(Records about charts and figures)
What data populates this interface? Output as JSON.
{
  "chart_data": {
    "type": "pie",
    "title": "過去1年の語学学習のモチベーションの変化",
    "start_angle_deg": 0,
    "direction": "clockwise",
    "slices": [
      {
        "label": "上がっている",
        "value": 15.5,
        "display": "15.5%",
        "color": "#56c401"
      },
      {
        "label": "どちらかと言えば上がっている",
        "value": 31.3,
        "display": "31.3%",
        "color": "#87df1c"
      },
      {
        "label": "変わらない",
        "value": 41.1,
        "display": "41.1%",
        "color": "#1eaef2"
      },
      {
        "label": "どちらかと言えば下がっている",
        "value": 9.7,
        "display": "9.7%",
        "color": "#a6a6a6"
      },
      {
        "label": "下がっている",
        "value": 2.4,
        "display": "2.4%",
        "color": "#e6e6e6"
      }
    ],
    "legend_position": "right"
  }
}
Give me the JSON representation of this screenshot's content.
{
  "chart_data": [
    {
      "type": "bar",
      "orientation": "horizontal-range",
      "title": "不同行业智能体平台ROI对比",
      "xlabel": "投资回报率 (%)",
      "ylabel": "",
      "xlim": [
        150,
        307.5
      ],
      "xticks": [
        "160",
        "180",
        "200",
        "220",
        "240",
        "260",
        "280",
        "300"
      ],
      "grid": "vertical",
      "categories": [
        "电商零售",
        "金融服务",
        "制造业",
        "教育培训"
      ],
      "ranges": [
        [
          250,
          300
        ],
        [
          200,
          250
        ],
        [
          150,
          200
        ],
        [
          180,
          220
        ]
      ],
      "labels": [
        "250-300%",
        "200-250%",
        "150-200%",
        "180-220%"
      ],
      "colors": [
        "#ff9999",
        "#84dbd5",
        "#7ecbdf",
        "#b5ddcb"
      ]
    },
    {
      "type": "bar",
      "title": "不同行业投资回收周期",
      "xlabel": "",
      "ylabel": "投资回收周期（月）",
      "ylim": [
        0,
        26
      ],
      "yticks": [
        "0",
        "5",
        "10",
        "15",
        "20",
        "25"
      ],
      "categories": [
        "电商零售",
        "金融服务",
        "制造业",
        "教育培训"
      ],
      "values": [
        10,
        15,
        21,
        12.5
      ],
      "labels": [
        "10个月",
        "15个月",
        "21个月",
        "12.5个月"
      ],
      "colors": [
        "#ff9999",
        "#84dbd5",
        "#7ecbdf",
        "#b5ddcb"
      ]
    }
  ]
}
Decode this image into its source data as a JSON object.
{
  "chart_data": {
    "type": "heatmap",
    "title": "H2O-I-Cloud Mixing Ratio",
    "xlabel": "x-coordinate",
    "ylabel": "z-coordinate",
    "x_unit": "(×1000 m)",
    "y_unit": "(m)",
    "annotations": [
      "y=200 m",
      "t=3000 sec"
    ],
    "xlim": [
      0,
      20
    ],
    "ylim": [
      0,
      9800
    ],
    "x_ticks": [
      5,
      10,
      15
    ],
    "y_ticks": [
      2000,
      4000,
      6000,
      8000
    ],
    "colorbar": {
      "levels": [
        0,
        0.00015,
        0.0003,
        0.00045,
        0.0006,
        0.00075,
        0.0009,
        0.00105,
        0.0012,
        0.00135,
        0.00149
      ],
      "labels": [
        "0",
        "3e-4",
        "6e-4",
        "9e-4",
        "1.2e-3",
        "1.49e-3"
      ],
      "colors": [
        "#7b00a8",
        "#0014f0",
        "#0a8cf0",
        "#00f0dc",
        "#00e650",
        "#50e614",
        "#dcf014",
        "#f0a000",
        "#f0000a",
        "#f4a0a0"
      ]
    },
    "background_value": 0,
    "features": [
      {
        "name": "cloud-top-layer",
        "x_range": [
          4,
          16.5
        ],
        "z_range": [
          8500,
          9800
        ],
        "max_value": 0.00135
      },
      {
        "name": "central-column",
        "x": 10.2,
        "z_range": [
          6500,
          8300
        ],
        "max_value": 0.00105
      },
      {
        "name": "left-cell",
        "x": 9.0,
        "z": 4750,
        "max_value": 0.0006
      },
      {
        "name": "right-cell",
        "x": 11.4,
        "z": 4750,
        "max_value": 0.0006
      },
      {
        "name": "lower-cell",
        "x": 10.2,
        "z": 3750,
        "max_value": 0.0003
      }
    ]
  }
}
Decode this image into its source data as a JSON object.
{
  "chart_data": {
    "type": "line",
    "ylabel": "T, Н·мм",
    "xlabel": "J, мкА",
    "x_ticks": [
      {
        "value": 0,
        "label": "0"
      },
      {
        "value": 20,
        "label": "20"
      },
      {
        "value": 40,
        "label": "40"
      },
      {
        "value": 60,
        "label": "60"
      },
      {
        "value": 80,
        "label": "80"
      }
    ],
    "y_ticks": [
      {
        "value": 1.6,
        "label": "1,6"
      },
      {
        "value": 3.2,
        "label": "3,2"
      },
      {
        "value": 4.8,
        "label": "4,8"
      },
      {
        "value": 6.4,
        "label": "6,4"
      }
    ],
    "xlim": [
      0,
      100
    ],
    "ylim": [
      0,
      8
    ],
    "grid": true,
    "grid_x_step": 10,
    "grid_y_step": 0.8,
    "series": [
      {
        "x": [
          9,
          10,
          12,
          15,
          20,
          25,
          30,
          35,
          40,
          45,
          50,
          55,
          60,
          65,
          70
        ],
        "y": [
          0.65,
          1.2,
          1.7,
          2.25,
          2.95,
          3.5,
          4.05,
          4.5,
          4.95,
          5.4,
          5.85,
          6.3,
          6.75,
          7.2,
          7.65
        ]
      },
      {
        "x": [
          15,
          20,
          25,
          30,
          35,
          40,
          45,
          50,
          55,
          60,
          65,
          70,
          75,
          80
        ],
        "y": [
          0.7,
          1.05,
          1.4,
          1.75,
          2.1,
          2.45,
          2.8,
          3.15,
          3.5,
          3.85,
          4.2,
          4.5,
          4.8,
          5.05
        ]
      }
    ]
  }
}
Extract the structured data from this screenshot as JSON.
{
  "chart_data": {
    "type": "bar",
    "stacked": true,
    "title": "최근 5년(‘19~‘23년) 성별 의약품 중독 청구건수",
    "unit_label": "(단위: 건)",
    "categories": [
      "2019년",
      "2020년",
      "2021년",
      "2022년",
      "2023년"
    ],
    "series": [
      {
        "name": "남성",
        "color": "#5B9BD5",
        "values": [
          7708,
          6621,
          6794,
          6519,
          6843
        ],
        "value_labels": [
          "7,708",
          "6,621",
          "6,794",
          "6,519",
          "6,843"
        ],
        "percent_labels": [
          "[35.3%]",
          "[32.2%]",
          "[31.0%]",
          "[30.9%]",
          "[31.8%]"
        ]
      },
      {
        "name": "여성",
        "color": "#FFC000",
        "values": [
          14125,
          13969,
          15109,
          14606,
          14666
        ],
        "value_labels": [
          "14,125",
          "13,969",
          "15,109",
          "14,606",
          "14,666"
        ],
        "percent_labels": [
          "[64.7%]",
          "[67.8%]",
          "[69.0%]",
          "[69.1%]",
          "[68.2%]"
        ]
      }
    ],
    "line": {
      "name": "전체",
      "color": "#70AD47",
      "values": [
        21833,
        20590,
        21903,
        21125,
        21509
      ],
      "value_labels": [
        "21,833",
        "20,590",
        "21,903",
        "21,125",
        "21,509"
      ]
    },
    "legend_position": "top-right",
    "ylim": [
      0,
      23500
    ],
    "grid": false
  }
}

▸ What you have to do
Copy all the lines, exactly.

▸ Task result
What data populates this interface? Output as JSON.
{
  "chart_data": {
    "type": "pie",
    "title": "過去1年の語学学習のモチベーションの変化",
    "start_angle_deg": 0,
    "direction": "clockwise",
    "slices": [
      {
        "label": "上がっている",
        "value": 15.5,
        "display": "15.5%",
        "color": "#56c401"
      },
      {
        "label": "どちらかと言えば上がっている",
        "value": 31.3,
        "display": "31.3%",
        "color": "#87df1c"
      },
      {
        "label": "変わらない",
        "value": 41.1,
        "display": "41.1%",
        "color": "#1eaef2"
      },
      {
        "label": "どちらかと言えば下がっている",
        "value": 9.7,
        "display": "9.7%",
        "color": "#a6a6a6"
      },
      {
        "label": "下がっている",
        "value": 2.4,
        "display": "2.4%",
        "color": "#e6e6e6"
      }
    ],
    "legend_position": "right"
  }
}
Give me the JSON representation of this screenshot's content.
{
  "chart_data": [
    {
      "type": "bar",
      "orientation": "horizontal-range",
      "title": "不同行业智能体平台ROI对比",
      "xlabel": "投资回报率 (%)",
      "ylabel": "",
      "xlim": [
        150,
        307.5
      ],
      "xticks": [
        "160",
        "180",
        "200",
        "220",
        "240",
        "260",
        "280",
        "300"
      ],
      "grid": "vertical",
      "categories": [
        "电商零售",
        "金融服务",
        "制造业",
        "教育培训"
      ],
      "ranges": [
        [
          250,
          300
        ],
        [
          200,
          250
        ],
        [
          150,
          200
        ],
        [
          180,
          220
        ]
      ],
      "labels": [
        "250-300%",
        "200-250%",
        "150-200%",
        "180-220%"
      ],
      "colors": [
        "#ff9999",
        "#84dbd5",
        "#7ecbdf",
        "#b5ddcb"
      ]
    },
    {
      "type": "bar",
      "title": "不同行业投资回收周期",
      "xlabel": "",
      "ylabel": "投资回收周期（月）",
      "ylim": [
        0,
        26
      ],
      "yticks": [
        "0",
        "5",
        "10",
        "15",
        "20",
        "25"
      ],
      "categories": [
        "电商零售",
        "金融服务",
        "制造业",
        "教育培训"
      ],
      "values": [
        10,
        15,
        21,
        12.5
      ],
      "labels": [
        "10个月",
        "15个月",
        "21个月",
        "12.5个月"
      ],
      "colors": [
        "#ff9999",
        "#84dbd5",
        "#7ecbdf",
        "#b5ddcb"
      ]
    }
  ]
}
Decode this image into its source data as a JSON object.
{
  "chart_data": {
    "type": "heatmap",
    "title": "H2O-I-Cloud Mixing Ratio",
    "xlabel": "x-coordinate",
    "ylabel": "z-coordinate",
    "x_unit": "(×1000 m)",
    "y_unit": "(m)",
    "annotations": [
      "y=200 m",
      "t=3000 sec"
    ],
    "xlim": [
      0,
      20
    ],
    "ylim": [
      0,
      9800
    ],
    "x_ticks": [
      5,
      10,
      15
    ],
    "y_ticks": [
      2000,
      4000,
      6000,
      8000
    ],
    "colorbar": {
      "levels": [
        0,
        0.00015,
        0.0003,
        0.00045,
        0.0006,
        0.00075,
        0.0009,
        0.00105,
        0.0012,
        0.00135,
        0.00149
      ],
      "labels": [
        "0",
        "3e-4",
        "6e-4",
        "9e-4",
        "1.2e-3",
        "1.49e-3"
      ],
      "colors": [
        "#7b00a8",
        "#0014f0",
        "#0a8cf0",
        "#00f0dc",
        "#00e650",
        "#50e614",
        "#dcf014",
        "#f0a000",
        "#f0000a",
        "#f4a0a0"
      ]
    },
    "background_value": 0,
    "features": [
      {
        "name": "cloud-top-layer",
        "x_range": [
          4,
          16.5
        ],
        "z_range": [
          8500,
          9800
        ],
        "max_value": 0.00135
      },
      {
        "name": "central-column",
        "x": 10.2,
        "z_range": [
          6500,
          8300
        ],
        "max_value": 0.00105
      },
      {
        "name": "left-cell",
        "x": 9.0,
        "z": 4750,
        "max_value": 0.0006
      },
      {
        "name": "right-cell",
        "x": 11.4,
        "z": 4750,
        "max_value": 0.0006
      },
      {
        "name": "lower-cell",
        "x": 10.2,
        "z": 3750,
        "max_value": 0.0003
      }
    ]
  }
}
Decode this image into its source data as a JSON object.
{
  "chart_data": {
    "type": "line",
    "ylabel": "T, Н·мм",
    "xlabel": "J, мкА",
    "x_ticks": [
      {
        "value": 0,
        "label": "0"
      },
      {
        "value": 20,
        "label": "20"
      },
      {
        "value": 40,
        "label": "40"
      },
      {
        "value": 60,
        "label": "60"
      },
      {
        "value": 80,
        "label": "80"
      }
    ],
    "y_ticks": [
      {
        "value": 1.6,
        "label": "1,6"
      },
      {
        "value": 3.2,
        "label": "3,2"
      },
      {
        "value": 4.8,
        "label": "4,8"
      },
      {
        "value": 6.4,
        "label": "6,4"
      }
    ],
    "xlim": [
      0,
      100
    ],
    "ylim": [
      0,
      8
    ],
    "grid": true,
    "grid_x_step": 10,
    "grid_y_step": 0.8,
    "series": [
      {
        "x": [
          9,
          10,
          12,
          15,
          20,
          25,
          30,
          35,
          40,
          45,
          50,
          55,
          60,
          65,
          70
        ],
        "y": [
          0.65,
          1.2,
          1.7,
          2.25,
          2.95,
          3.5,
          4.05,
          4.5,
          4.95,
          5.4,
          5.85,
          6.3,
          6.75,
          7.2,
          7.65
        ]
      },
      {
        "x": [
          15,
          20,
          25,
          30,
          35,
          40,
          45,
          50,
          55,
          60,
          65,
          70,
          75,
          80
        ],
        "y": [
          0.7,
          1.05,
          1.4,
          1.75,
          2.1,
          2.45,
          2.8,
          3.15,
          3.5,
          3.85,
          4.2,
          4.5,
          4.8,
          5.05
        ]
      }
    ]
  }
}
Extract the structured data from this screenshot as JSON.
{
  "chart_data": {
    "type": "bar",
    "stacked": true,
    "title": "최근 5년(‘19~‘23년) 성별 의약품 중독 청구건수",
    "unit_label": "(단위: 건)",
    "categories": [
      "2019년",
      "2020년",
      "2021년",
      "2022년",
      "2023년"
    ],
    "series": [
      {
        "name": "남성",
        "color": "#5B9BD5",
        "values": [
          7708,
          6621,
          6794,
          6519,
          6843
        ],
        "value_labels": [
          "7,708",
          "6,621",
          "6,794",
          "6,519",
          "6,843"
        ],
        "percent_labels": [
          "[35.3%]",
          "[32.2%]",
          "[31.0%]",
          "[30.9%]",
          "[31.8%]"
        ]
      },
      {
        "name": "여성",
        "color": "#FFC000",
        "values": [
          14125,
          13969,
          15109,
          14606,
          14666
        ],
        "value_labels": [
          "14,125",
          "13,969",
          "15,109",
          "14,606",
          "14,666"
        ],
        "percent_labels": [
          "[64.7%]",
          "[67.8%]",
          "[69.0%]",
          "[69.1%]",
          "[68.2%]"
        ]
      }
    ],
    "line": {
      "name": "전체",
      "color": "#70AD47",
      "values": [
        21833,
        20590,
        21903,
        21125,
        21509
      ],
      "value_labels": [
        "21,833",
        "20,590",
        "21,903",
        "21,125",
        "21,509"
      ]
    },
    "legend_position": "top-right",
    "ylim": [
      0,
      23500
    ],
    "grid": false
  }
}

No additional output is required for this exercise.